| ASSIGNED TASK A |
In the logging discussion, why does the first writer conclude that the activists behind the action against logging are not communists? Answer using only what that writer gives as grounds.
| ASSIGNED TASK B |
Decide whether each statement agrees with the logging discussion, answering yes or no and quoting the words of the text that settle it:
(i) The university occupation was carried out over the invasion of Gaza.
(ii) A student member of the SWP secured the local trade union branch's support.
(iii) One post in the text expresses support for logging.
| ASSIGNED TASK C |
Continue the logging discussion, starting right after its last sentence.
━━━━━ DOCUMENT EXTRACT
The same principle is also applicable to an action I was involved in earlier this year, when myself and a large number of other students occupied our university over the invasion of Gaza - we knew that the action would disrupt workers who were in the university offices so the student branch of the SWP at my university (the SWP being my organization) made an effort to explain why we were taking action to the workers, and, because of the intervention of another SWP member who was not a student, got the support of a local trade union branch, whereas if we had not made that intervention, the action could have alienated the workers, and put us in a very difficult position as socialist if the workers had demanded that we withdraw, because the liberal participants did not operate from a class-based perspective. It is clear that the activists who decided to carry out this action against logging are not communists and do not orientate their struggles towards the working class because the statement posted above contains no suggestions as to what could be done to preserve jobs, no links between environmental degradation and capitalism, and no evidence that the participants had a connection with the logging workers - in fact, there is evidence that the action was taken in direct opposition to local workers, because the activists have set up a blockade to prevent workers from coming to the site. This elitist and anti-working-class approach is of course a common feature of environmentalist politics, and is not something any communist should support.

Dooga Aetrus Blackrazor
8th July 2009, 00:57
Is there any sensible opposition to this sort of logging? Like, an actual environmental risk, rather than just some more hippy crap.

The hippy "crap" are the arguments. Most hippies actually have arguments. I'm a supporter of logging as well. I think sustainability is important. It's a tough balance.

A lot of people think the "do whatever you want" approach to development will create its own solutions. However, that's the same kind of market dogmatism capitalist believe. Most industries are worth the environmental costs. However, it's a clear dilemma. If it's alright to throw something in the ocean once, because it's convenient, we can't apply that same rational universally. Kant has a sort of pragmatism. However, environmentalists are often supporters of Kantianism as a reason to do nothing.

If 500 logs will blow up the Earth, we can't stop logging. What we need are regulations. Environmentalists want progression to be sustainable or otherwise ignored, for the most part.
━━━━━━━━━━
━━━━━ EXERCISE DATA
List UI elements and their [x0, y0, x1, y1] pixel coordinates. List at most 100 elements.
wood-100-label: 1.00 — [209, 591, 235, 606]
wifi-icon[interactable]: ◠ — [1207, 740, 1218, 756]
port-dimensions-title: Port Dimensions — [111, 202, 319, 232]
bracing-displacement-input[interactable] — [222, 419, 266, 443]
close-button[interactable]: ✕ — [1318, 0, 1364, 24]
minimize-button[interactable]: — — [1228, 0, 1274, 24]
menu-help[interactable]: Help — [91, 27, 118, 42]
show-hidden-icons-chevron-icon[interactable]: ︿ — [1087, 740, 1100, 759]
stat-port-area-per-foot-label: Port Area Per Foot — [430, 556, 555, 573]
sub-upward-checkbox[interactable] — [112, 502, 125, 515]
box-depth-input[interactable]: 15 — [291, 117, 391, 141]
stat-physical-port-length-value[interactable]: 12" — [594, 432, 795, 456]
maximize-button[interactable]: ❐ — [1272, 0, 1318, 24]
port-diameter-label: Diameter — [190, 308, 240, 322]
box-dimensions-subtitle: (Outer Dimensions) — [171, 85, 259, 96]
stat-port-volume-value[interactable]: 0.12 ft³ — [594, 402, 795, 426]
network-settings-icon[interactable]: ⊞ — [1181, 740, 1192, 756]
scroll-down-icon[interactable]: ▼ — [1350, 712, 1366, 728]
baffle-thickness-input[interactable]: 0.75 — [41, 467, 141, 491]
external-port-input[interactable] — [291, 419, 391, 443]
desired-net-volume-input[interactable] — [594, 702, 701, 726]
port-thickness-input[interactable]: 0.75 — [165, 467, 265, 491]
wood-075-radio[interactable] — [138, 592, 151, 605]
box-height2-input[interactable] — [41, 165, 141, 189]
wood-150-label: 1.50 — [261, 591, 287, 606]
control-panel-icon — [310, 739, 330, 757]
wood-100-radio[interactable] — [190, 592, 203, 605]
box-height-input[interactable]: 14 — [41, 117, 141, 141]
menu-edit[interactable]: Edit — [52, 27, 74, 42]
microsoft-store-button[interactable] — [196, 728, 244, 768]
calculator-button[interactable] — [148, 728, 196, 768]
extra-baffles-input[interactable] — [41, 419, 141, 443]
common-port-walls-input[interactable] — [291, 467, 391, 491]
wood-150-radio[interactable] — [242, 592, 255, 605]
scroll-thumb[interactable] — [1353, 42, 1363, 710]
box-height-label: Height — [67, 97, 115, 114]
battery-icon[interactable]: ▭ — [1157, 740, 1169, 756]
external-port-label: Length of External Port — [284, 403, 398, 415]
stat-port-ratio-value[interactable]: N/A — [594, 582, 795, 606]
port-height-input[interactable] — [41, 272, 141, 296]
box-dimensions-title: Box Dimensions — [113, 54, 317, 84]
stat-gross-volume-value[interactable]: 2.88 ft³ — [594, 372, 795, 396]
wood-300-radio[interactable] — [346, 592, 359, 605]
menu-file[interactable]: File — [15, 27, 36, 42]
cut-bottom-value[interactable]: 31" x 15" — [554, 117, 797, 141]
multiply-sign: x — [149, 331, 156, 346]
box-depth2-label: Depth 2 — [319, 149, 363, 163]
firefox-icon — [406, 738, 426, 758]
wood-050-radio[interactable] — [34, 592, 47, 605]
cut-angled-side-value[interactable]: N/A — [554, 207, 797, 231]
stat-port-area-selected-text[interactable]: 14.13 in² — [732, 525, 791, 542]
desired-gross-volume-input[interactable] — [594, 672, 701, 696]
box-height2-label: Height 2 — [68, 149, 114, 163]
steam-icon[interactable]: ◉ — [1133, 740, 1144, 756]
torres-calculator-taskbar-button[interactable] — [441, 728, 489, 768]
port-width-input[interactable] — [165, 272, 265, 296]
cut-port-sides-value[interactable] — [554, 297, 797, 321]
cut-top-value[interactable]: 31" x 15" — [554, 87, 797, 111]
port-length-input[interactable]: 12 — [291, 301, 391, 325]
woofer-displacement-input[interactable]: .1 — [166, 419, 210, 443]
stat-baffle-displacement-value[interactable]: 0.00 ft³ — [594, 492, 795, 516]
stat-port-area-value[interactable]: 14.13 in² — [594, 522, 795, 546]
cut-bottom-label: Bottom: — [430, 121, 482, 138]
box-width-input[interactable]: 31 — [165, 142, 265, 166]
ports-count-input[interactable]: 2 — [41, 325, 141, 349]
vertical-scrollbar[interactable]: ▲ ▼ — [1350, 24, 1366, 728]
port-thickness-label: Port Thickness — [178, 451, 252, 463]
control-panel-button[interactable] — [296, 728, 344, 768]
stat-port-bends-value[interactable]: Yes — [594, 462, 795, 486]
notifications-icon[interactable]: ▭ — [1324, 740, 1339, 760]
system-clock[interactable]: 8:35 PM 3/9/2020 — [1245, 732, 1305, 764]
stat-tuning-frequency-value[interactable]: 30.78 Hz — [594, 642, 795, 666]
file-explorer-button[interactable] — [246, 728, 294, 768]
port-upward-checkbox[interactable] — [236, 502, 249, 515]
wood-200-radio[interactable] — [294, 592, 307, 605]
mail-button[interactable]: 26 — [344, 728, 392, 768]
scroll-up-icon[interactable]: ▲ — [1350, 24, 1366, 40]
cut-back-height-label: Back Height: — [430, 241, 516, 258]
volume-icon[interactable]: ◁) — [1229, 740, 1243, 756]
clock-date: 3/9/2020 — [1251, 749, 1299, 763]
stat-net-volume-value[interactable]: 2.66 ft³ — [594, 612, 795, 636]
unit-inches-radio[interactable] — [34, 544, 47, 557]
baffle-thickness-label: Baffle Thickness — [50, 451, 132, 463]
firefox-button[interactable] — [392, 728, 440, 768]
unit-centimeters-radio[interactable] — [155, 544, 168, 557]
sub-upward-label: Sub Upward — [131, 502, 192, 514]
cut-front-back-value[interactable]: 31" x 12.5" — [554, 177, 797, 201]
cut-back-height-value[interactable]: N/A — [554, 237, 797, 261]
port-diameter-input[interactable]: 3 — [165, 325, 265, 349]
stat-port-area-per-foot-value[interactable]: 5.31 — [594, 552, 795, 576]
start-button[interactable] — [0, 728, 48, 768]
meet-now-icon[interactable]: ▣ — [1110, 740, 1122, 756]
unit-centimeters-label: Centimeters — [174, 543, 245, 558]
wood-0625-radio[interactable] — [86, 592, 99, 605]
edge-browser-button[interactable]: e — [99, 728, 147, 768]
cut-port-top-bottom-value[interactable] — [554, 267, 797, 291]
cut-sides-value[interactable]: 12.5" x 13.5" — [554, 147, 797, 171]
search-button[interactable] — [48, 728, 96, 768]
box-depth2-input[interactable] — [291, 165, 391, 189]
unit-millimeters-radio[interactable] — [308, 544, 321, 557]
━━━━━━━━━━
| TASK OUTPUT A |
The writer says the activists' statement contains no suggestions for preserving jobs. It also draws no links between environmental degradation and capitalism and shows no connection with the logging workers. The writer also points out that the activists set up a blockade to keep workers from reaching the site.

| TASK OUTPUT B |
(i) Yes: "occupied our university over the invasion of Gaza"
(ii) No: "because of the intervention of another SWP member who was not a student, got the support of a local trade union branch"
(iii) Yes: "I'm a supporter of logging as well."

| TASK OUTPUT C |
It's not individual people and loggers causing problems. It's the fact that every one of those individuals acts with the same disregard for the environment. Each person looks at themselves individually as insignificant. Yet that attitude is why we have many of the problems both environmental and otherwise in modern society, and it's difficult to rationally resolve the problem.

Environmentalists say we should stop doing non sustainable activities or make them sustainable. Loggers are cutting trees which provide oxygen in order to provide wood, a useful material. However, we should all be willing to pay increased wood costs in order to have sustainable forestry.

Now the obvious criticism is that someone who can't afford to feed their family shouldn't be expected to pay higher prices to make the environment sustainable. However, the truth of that is obvious. They are in that predicament because of capitalist exploitation. The elitist liberal ethics claim their immoral for buying cheap and environmentally inefficient products. In reality, it's those same liberal ideologies that force people into poverty.

Environmentalists are dealing with a legitimate problem in the wrong way. Honestly, though, I sympathize with their methods sometimes. Air quality is terrible. People are dieing of diseases all the time. Some sustainable forestry would be nice. If short-term workers are cost some wages, I'm not sure it's not worth the long-term gains.

Lynx
8th July 2009, 20:28
Unsustainable practices have to be opposed and stopped - before it's too late. What other premise is there?

Edit: I'd like to see forestry workers threaten to shut the industry down over environmental issues - but that is just too much to hope for. Making a living and feeding your family always comes first.